Problem statement>
For the listing below, give the count of lines containing "color", and no other text.

(Source records)
- - - -

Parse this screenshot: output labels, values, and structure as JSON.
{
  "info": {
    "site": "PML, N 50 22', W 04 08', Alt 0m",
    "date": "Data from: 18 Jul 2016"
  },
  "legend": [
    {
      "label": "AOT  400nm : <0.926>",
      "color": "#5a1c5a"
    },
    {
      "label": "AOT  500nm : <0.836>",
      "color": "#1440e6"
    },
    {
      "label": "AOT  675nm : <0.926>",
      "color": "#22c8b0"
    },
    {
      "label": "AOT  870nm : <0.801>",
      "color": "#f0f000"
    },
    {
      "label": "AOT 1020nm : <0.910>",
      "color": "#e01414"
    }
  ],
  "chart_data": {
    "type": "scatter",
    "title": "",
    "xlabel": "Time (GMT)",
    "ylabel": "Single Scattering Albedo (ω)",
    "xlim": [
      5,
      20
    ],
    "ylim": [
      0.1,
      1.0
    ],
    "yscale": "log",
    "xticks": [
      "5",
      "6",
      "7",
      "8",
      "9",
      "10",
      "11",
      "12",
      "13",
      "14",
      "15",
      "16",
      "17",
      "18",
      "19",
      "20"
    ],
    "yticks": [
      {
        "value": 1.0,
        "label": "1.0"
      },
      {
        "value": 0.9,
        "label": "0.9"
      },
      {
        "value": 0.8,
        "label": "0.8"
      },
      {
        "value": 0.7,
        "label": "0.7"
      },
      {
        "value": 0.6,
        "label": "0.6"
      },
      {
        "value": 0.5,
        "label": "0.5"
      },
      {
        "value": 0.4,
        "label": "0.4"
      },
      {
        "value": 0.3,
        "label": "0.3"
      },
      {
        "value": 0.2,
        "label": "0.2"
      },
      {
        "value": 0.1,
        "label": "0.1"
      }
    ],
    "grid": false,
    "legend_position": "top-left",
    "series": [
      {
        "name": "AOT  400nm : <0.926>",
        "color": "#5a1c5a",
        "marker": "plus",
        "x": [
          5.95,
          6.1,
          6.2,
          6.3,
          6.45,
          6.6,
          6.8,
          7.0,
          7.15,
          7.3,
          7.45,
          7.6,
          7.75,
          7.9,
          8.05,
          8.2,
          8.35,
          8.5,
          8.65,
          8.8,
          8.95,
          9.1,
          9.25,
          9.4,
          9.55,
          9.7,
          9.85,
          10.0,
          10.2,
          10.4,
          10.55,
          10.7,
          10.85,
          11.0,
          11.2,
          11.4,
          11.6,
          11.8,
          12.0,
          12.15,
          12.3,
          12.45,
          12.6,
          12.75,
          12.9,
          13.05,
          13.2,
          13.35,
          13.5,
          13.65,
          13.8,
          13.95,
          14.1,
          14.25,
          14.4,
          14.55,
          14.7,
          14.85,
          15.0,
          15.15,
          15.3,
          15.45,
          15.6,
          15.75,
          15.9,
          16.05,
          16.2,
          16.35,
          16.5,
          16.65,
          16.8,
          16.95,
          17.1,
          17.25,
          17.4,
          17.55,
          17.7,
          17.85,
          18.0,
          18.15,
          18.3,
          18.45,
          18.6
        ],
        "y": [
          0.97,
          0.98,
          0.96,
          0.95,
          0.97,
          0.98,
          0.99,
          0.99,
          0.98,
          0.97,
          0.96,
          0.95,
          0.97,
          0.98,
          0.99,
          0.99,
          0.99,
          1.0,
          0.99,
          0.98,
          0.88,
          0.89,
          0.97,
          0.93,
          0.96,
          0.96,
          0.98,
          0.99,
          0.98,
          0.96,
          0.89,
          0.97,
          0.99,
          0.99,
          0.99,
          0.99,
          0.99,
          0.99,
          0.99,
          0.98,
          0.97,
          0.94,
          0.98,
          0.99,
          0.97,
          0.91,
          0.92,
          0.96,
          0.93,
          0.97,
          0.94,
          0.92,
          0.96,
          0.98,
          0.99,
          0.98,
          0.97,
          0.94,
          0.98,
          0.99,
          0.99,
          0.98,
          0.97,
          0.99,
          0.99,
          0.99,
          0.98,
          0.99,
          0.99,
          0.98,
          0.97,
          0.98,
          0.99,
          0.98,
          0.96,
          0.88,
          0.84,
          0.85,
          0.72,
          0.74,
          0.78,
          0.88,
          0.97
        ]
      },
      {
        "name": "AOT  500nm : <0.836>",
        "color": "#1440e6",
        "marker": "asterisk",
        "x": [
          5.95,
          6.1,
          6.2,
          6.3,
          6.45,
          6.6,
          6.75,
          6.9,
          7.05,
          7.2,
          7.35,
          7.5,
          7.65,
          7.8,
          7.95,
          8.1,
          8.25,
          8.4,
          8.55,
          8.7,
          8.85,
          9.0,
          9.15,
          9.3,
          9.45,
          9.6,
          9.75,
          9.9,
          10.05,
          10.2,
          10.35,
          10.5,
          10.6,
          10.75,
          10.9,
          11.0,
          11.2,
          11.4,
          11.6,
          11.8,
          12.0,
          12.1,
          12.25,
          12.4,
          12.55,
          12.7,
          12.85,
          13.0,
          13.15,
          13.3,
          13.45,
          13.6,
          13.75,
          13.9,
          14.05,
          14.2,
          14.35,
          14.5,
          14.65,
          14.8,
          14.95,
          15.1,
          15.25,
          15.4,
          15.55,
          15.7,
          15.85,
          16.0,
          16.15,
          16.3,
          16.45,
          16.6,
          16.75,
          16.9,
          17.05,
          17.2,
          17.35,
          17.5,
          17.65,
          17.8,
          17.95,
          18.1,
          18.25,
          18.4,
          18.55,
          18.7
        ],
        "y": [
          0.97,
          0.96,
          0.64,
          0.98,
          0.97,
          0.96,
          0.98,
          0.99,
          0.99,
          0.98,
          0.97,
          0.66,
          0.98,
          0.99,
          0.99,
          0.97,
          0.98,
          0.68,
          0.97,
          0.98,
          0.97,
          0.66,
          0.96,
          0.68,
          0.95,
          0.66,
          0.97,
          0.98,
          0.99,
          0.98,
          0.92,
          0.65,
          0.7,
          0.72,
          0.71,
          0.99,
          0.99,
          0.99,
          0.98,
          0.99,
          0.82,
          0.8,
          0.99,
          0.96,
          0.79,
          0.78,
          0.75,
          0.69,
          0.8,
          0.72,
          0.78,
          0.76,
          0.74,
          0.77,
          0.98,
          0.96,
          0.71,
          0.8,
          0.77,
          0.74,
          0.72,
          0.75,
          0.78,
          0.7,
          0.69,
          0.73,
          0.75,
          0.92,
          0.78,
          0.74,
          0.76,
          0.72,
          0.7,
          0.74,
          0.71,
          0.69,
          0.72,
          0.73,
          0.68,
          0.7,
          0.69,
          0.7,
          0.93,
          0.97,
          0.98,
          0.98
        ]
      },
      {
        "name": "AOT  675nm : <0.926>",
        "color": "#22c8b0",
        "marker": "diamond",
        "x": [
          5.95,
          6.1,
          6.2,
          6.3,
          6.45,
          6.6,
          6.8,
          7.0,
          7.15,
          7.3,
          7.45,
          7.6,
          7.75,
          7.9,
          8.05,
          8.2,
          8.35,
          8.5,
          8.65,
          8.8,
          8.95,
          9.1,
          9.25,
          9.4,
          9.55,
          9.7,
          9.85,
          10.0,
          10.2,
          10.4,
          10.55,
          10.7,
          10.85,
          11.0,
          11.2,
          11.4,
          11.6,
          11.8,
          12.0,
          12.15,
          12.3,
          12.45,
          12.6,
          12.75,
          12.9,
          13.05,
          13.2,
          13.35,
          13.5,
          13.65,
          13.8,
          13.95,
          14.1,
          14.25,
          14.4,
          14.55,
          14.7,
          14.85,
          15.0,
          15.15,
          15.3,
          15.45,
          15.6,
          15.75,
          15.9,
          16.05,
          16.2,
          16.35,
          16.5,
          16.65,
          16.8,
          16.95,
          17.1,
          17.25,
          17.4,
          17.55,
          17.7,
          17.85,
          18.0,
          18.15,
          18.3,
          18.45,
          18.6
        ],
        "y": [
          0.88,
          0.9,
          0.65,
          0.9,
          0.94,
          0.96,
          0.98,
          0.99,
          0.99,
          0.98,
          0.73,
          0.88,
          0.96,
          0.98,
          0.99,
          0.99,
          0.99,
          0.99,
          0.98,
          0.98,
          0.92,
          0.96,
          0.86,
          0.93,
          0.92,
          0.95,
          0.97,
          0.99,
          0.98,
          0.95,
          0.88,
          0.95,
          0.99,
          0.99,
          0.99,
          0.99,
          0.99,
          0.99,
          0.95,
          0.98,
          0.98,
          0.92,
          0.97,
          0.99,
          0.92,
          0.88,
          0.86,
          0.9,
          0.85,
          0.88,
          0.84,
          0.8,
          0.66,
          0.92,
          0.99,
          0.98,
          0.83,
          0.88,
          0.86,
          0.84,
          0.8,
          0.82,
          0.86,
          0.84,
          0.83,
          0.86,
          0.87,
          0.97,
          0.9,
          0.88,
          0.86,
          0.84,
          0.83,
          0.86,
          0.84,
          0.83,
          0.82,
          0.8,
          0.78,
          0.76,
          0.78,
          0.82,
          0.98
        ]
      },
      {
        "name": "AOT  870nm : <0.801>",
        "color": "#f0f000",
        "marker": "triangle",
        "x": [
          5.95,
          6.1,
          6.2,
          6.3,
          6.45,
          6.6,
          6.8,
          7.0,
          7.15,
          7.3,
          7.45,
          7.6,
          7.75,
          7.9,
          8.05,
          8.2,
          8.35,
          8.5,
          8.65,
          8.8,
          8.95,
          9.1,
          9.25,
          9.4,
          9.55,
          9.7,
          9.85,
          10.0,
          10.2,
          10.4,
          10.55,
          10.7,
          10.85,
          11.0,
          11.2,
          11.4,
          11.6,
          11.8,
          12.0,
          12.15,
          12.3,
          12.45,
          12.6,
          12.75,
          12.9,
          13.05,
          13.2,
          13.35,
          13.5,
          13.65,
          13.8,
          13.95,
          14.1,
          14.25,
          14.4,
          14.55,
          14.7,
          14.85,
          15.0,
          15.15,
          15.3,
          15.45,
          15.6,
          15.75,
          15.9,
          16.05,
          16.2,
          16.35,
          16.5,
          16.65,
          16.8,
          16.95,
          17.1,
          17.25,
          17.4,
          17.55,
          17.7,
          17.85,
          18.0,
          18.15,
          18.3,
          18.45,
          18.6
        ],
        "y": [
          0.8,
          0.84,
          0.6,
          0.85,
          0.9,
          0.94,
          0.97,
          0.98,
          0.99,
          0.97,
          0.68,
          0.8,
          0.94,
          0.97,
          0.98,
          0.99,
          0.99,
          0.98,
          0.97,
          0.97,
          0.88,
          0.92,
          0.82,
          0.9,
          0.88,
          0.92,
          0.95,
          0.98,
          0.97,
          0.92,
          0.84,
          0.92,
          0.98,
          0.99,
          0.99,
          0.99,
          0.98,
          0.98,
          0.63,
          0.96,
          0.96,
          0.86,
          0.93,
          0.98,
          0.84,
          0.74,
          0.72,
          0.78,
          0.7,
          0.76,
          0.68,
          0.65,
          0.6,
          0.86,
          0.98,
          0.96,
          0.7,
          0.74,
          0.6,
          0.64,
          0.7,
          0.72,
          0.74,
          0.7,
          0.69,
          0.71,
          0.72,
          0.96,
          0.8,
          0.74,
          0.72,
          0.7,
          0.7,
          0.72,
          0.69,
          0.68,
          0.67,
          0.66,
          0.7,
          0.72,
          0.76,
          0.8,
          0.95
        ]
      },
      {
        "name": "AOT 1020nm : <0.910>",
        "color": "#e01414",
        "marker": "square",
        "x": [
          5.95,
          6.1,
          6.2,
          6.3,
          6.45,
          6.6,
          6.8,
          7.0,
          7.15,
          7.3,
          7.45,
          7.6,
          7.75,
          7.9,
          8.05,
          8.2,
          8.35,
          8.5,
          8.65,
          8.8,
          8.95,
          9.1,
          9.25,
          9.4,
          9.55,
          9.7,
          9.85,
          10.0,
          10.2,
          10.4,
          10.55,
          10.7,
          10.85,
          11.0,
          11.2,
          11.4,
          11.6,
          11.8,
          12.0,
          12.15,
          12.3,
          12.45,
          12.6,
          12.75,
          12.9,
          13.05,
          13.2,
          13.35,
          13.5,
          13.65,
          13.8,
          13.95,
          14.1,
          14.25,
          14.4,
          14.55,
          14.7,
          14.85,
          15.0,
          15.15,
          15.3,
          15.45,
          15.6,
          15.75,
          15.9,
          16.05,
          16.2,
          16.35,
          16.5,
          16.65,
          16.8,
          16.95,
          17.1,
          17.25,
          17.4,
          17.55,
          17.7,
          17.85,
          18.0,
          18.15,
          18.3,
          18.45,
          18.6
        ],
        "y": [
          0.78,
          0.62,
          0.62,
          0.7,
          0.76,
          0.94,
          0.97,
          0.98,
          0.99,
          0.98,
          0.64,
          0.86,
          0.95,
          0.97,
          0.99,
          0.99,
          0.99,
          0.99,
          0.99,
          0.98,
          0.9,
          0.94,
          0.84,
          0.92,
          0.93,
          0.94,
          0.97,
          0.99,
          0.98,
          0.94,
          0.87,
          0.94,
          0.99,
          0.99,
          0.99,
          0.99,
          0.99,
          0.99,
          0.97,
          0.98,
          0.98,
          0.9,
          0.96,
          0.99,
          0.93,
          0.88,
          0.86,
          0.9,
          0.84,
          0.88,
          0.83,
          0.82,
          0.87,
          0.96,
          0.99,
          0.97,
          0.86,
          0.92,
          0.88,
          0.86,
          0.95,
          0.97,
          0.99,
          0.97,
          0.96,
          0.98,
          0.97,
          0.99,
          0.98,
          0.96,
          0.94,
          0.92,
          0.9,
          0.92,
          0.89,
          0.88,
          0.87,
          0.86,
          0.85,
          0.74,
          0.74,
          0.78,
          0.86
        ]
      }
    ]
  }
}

- - - -

Problem solution>
10